**Page:**
start

This script's purpose is to implement the analysis. This script is why this repo exists.

Temp Files

The script awesome-script.bash creates lists which it stores as files. These lists are held in the Temp-Files folder.

Data-Source

The Data-Source folder houses where the source data is kept. Other copies of the data in various processed forms are created and housed in the Data-Derived folder.

##Corpus clean up process ###Wikipedia

  • download wikipedia data
  • Extractor script
  • Extractor cleaner
  • Paterson use of TECKit to clean residue left by Extractor cleaner
  • Typography character conversion by TECKit

###James

  • Remove SFM Markers i. Remove Verse ii. Remove Chapter iii. Remove Section headings iv. Create stated copy of text for reference.

##List of files The purpose of this section is to list the kinds of files and the quantity of files which are created and used during the data processing process. There are three kinds of files: those we start off with, temp-files which are created and then deleted by the script, and those which are generated along the way, but represent some type of analysis.

Some the files listed blow need to be intergrated into the outline below.

end

**Exercise tasks:**
**a.** List the steps that the page gives for cleaning up the Wikipedia corpus.
**b.** According to the page, in which folder are the lists created by awesome-script.bash held?
Rely only on the page when responding.

**Stored records:**
start

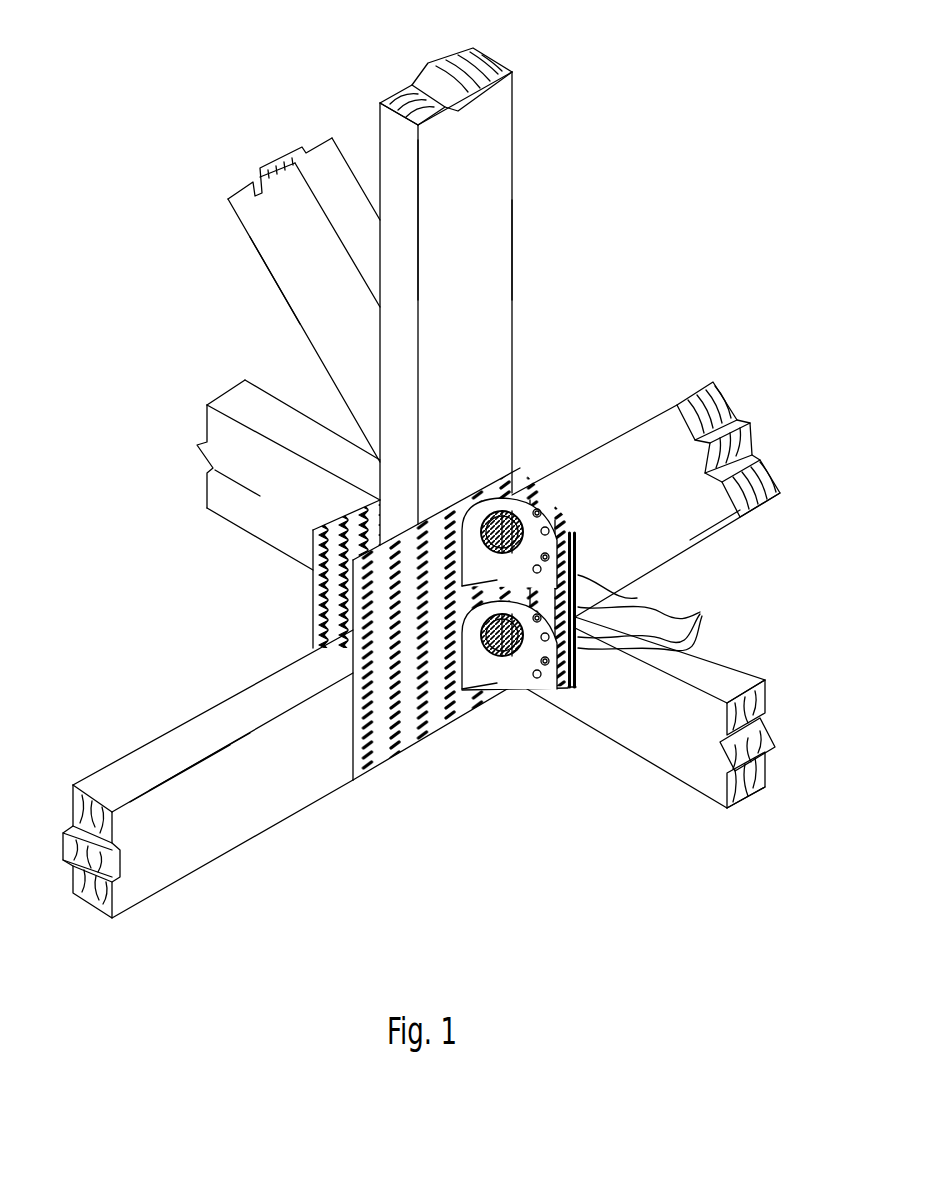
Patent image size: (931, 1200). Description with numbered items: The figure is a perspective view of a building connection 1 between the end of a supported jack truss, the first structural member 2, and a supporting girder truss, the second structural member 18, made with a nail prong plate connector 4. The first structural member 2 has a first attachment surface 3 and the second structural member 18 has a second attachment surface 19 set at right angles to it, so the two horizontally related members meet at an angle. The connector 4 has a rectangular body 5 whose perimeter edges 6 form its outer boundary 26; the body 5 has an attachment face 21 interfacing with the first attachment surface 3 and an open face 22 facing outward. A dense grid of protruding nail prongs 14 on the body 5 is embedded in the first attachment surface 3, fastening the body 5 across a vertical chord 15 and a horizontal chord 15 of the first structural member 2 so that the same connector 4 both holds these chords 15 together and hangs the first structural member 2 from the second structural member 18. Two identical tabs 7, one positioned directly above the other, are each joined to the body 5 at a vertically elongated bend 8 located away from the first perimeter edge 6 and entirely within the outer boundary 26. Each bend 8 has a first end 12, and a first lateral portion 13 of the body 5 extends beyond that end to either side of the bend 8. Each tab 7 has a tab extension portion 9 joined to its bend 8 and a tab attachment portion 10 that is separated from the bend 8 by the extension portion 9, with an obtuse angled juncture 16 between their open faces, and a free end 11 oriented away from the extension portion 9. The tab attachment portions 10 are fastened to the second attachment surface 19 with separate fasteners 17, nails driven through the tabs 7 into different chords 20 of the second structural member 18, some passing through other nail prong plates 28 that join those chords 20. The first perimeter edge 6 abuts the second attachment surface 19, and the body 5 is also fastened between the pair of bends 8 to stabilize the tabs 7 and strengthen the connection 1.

The building connection 1 is at (450, 475).
The first structural member 2 is at (515, 70).
The first attachment surface 3 is at (496, 246).
The nail prong plate connector 4 is at (470, 559).
The body 5 is at (312, 595).
The first perimeter edge 6 is at (520, 492).
The first tab 7 is at (573, 505).
The first bend 8 is at (470, 500).
The first tab extension portion 9 is at (520, 490).
The first tab attachment portion 10 is at (540, 495).
The first free end 11 is at (578, 545).
The first end 12 is at (497, 490).
The first lateral portion 13 is at (507, 488).
The nail prongs 14 is at (372, 505).
The chord 15 is at (512, 190).
The obtuse angled juncture 16 is at (578, 553).
The separate fasteners 17 is at (617, 414).
The second structural member 18 is at (227, 197).
The second attachment surface 19 is at (298, 284).
The chord 20 is at (321, 140).
The attachment face 21 is at (320, 642).
The open face 22 is at (432, 712).
The outer boundary 26 is at (410, 745).
The nail prong plates 28 is at (565, 697).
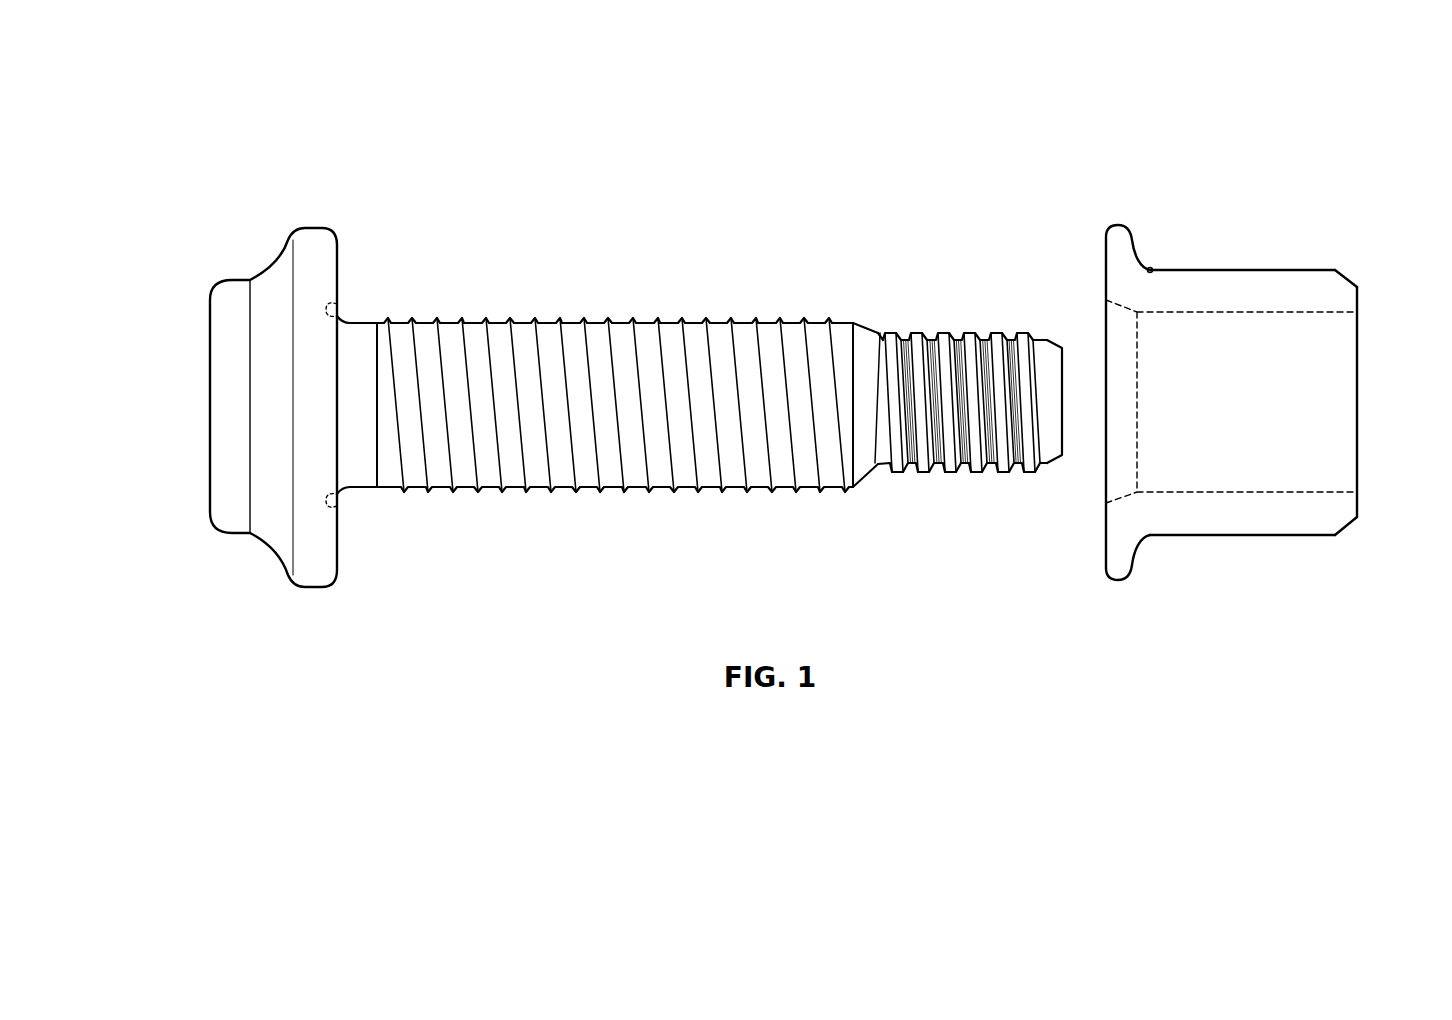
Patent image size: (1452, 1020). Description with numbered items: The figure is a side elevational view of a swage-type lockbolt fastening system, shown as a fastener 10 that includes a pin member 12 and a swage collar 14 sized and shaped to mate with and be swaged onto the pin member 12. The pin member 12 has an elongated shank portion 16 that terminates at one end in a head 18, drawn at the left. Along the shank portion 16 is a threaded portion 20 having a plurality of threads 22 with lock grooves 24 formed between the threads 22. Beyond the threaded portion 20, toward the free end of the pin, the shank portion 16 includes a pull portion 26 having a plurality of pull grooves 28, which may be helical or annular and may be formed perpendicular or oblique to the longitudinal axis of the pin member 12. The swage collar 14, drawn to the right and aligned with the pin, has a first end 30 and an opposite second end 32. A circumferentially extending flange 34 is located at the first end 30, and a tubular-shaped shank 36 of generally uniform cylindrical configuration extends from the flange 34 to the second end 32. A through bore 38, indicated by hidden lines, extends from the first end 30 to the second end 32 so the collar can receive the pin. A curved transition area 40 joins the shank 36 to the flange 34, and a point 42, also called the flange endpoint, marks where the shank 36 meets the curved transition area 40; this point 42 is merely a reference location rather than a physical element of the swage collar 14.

end

**Solutions by task:**
**a.**
- Download wikipedia data
- Extractor script
- Extractor cleaner
- Paterson use of TECKit to clean residue left by Extractor cleaner
- Typography character conversion by TECKit

**b.** The Temp-Files folder.